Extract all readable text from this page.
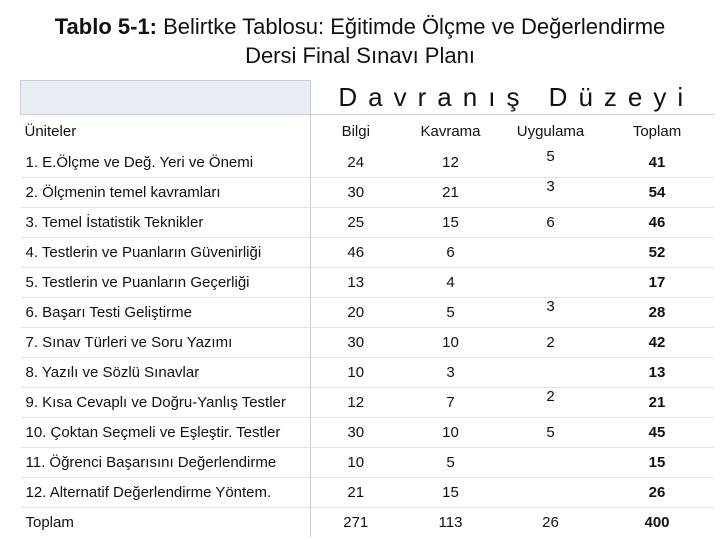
Tablo 5-1: Belirtke Tablosu: Eğitimde Ölçme ve Değerlendirme
Dersi Final Sınavı Planı
	Davranış Düzeyi			
Üniteler	Bilgi	Kavrama	Uygulama	Toplam
1. E.Ölçme ve Değ. Yeri ve Önemi	24	12	5	41
2. Ölçmenin temel kavramları	30	21	3	54
3. Temel İstatistik Teknikler	25	15	6	46
4. Testlerin ve Puanların Güvenirliği	46	6		52
5. Testlerin ve Puanların Geçerliği	13	4		17
6. Başarı Testi Geliştirme	20	5	3	28
7. Sınav Türleri ve Soru Yazımı	30	10	2	42
8. Yazılı ve Sözlü Sınavlar	10	3		13
9. Kısa Cevaplı ve Doğru-Yanlış Testler	12	7	2	21
10. Çoktan Seçmeli ve Eşleştir. Testler	30	10	5	45
11. Öğrenci Başarısını Değerlendirme	10	5		15
12. Alternatif Değerlendirme Yöntem.	21	15		26
Toplam	271	113	26	400
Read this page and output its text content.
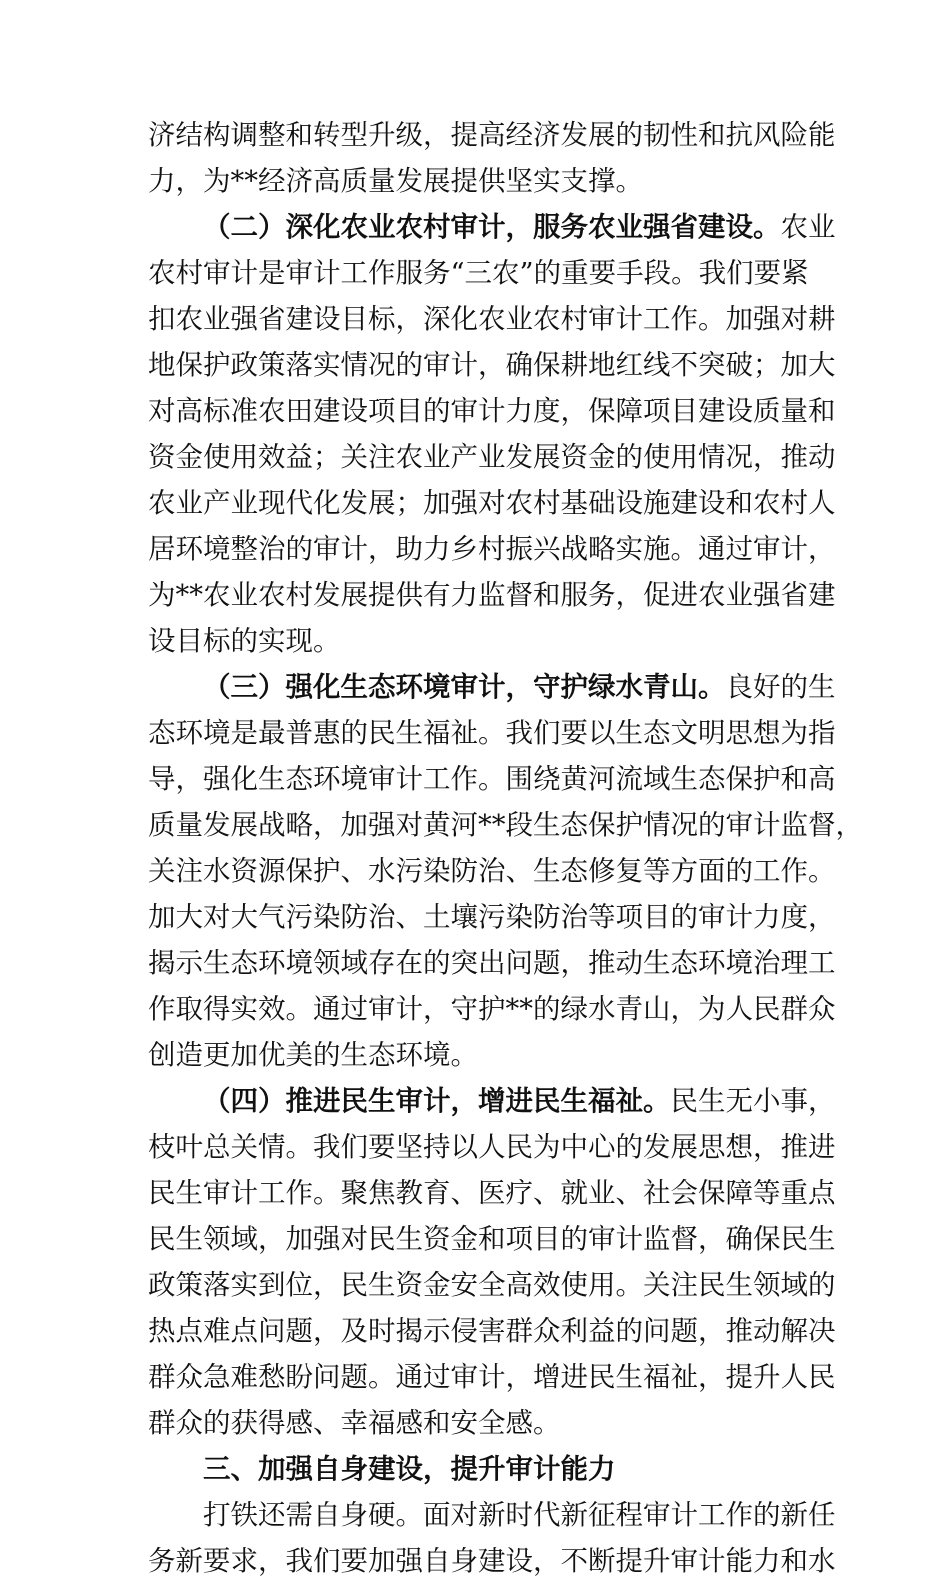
济结构调整和转型升级，提高经济发展的韧性和抗风险能
力，为**经济高质量发展提供坚实支撑。
（二）深化农业农村审计，服务农业强省建设。农业
农村审计是审计工作服务“三农”的重要手段。我们要紧
扣农业强省建设目标，深化农业农村审计工作。加强对耕
地保护政策落实情况的审计，确保耕地红线不突破；加大
对高标准农田建设项目的审计力度，保障项目建设质量和
资金使用效益；关注农业产业发展资金的使用情况，推动
农业产业现代化发展；加强对农村基础设施建设和农村人
居环境整治的审计，助力乡村振兴战略实施。通过审计，
为**农业农村发展提供有力监督和服务，促进农业强省建
设目标的实现。
（三）强化生态环境审计，守护绿水青山。良好的生
态环境是最普惠的民生福祉。我们要以生态文明思想为指
导，强化生态环境审计工作。围绕黄河流域生态保护和高
质量发展战略，加强对黄河**段生态保护情况的审计监督，
关注水资源保护、水污染防治、生态修复等方面的工作。
加大对大气污染防治、土壤污染防治等项目的审计力度，
揭示生态环境领域存在的突出问题，推动生态环境治理工
作取得实效。通过审计，守护**的绿水青山，为人民群众
创造更加优美的生态环境。
（四）推进民生审计，增进民生福祉。民生无小事，
枝叶总关情。我们要坚持以人民为中心的发展思想，推进
民生审计工作。聚焦教育、医疗、就业、社会保障等重点
民生领域，加强对民生资金和项目的审计监督，确保民生
政策落实到位，民生资金安全高效使用。关注民生领域的
热点难点问题，及时揭示侵害群众利益的问题，推动解决
群众急难愁盼问题。通过审计，增进民生福祉，提升人民
群众的获得感、幸福感和安全感。
三、加强自身建设，提升审计能力
打铁还需自身硬。面对新时代新征程审计工作的新任
务新要求，我们要加强自身建设，不断提升审计能力和水
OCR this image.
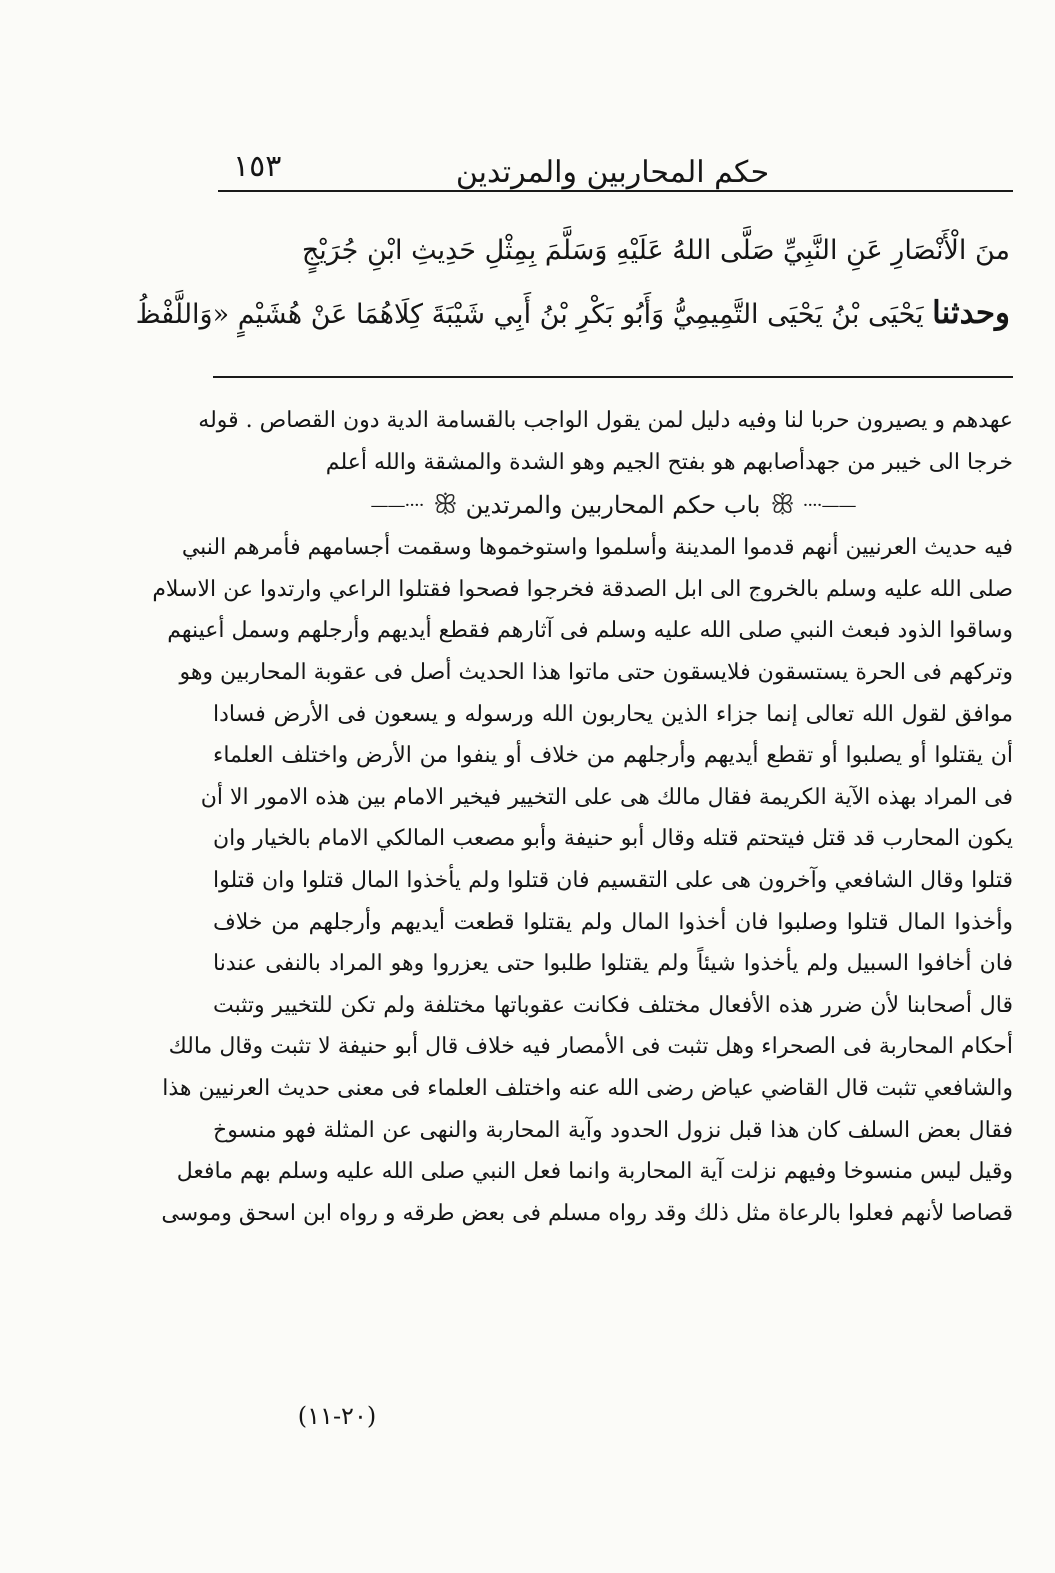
حكم المحاربين والمرتدين
١٥٣
منَ الْأَنْصَارِ عَنِ النَّبِيِّ صَلَّى اللهُ عَلَيْهِ وَسَلَّمَ بِمِثْلِ حَدِيثِ ابْنِ جُرَيْجٍ
وحدثنا يَحْيَى بْنُ يَحْيَى التَّمِيمِيُّ وَأَبُو بَكْرِ بْنُ أَبِي شَيْبَةَ كِلَاهُمَا عَنْ هُشَيْمٍ «وَاللَّفْظُ
عهدهم و يصيرون حربا لنا وفيه دليل لمن يقول الواجب بالقسامة الدية دون القصاص . قوله
خرجا الى خيبر من جهدأصابهم هو بفتح الجيم وهو الشدة والمشقة والله أعلم
——····
ꕥ
باب حكم المحاربين والمرتدين
ꕥ
····——
فيه حديث العرنيين أنهم قدموا المدينة وأسلموا واستوخموها وسقمت أجسامهم فأمرهم النبي
صلى الله عليه وسلم بالخروج الى ابل الصدقة فخرجوا فصحوا فقتلوا الراعي وارتدوا عن الاسلام
وساقوا الذود فبعث النبي صلى الله عليه وسلم فى آثارهم فقطع أيديهم وأرجلهم وسمل أعينهم
وتركهم فى الحرة يستسقون فلايسقون حتى ماتوا هذا الحديث أصل فى عقوبة المحاربين وهو
موافق لقول الله تعالى إنما جزاء الذين يحاربون الله ورسوله و يسعون فى الأرض فسادا
أن يقتلوا أو يصلبوا أو تقطع أيديهم وأرجلهم من خلاف أو ينفوا من الأرض واختلف العلماء
فى المراد بهذه الآية الكريمة فقال مالك هى على التخيير فيخير الامام بين هذه الامور الا أن
يكون المحارب قد قتل فيتحتم قتله وقال أبو حنيفة وأبو مصعب المالكي الامام بالخيار وان
قتلوا وقال الشافعي وآخرون هى على التقسيم فان قتلوا ولم يأخذوا المال قتلوا وان قتلوا
وأخذوا المال قتلوا وصلبوا فان أخذوا المال ولم يقتلوا قطعت أيديهم وأرجلهم من خلاف
فان أخافوا السبيل ولم يأخذوا شيئاً ولم يقتلوا طلبوا حتى يعزروا وهو المراد بالنفى عندنا
قال أصحابنا لأن ضرر هذه الأفعال مختلف فكانت عقوباتها مختلفة ولم تكن للتخيير وتثبت
أحكام المحاربة فى الصحراء وهل تثبت فى الأمصار فيه خلاف قال أبو حنيفة لا تثبت وقال مالك
والشافعي تثبت قال القاضي عياض رضى الله عنه واختلف العلماء فى معنى حديث العرنيين هذا
فقال بعض السلف كان هذا قبل نزول الحدود وآية المحاربة والنهى عن المثلة فهو منسوخ
وقيل ليس منسوخا وفيهم نزلت آية المحاربة وانما فعل النبي صلى الله عليه وسلم بهم مافعل
قصاصا لأنهم فعلوا بالرعاة مثل ذلك وقد رواه مسلم فى بعض طرقه و رواه ابن اسحق وموسى
(٢٠-١١)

▬▬▬

WHAT IS NEEDED = Scan the data for the word "عليه" and copy every line where it shows up.

OUTPUT FOR THIS TASK =
صلى الله عليه وسلم بالخروج الى ابل الصدقة فخرجوا فصحوا فقتلوا الراعي وارتدوا عن الاسلام
وساقوا الذود فبعث النبي صلى الله عليه وسلم فى آثارهم فقطع أيديهم وأرجلهم وسمل أعينهم
وقيل ليس منسوخا وفيهم نزلت آية المحاربة وانما فعل النبي صلى الله عليه وسلم بهم مافعل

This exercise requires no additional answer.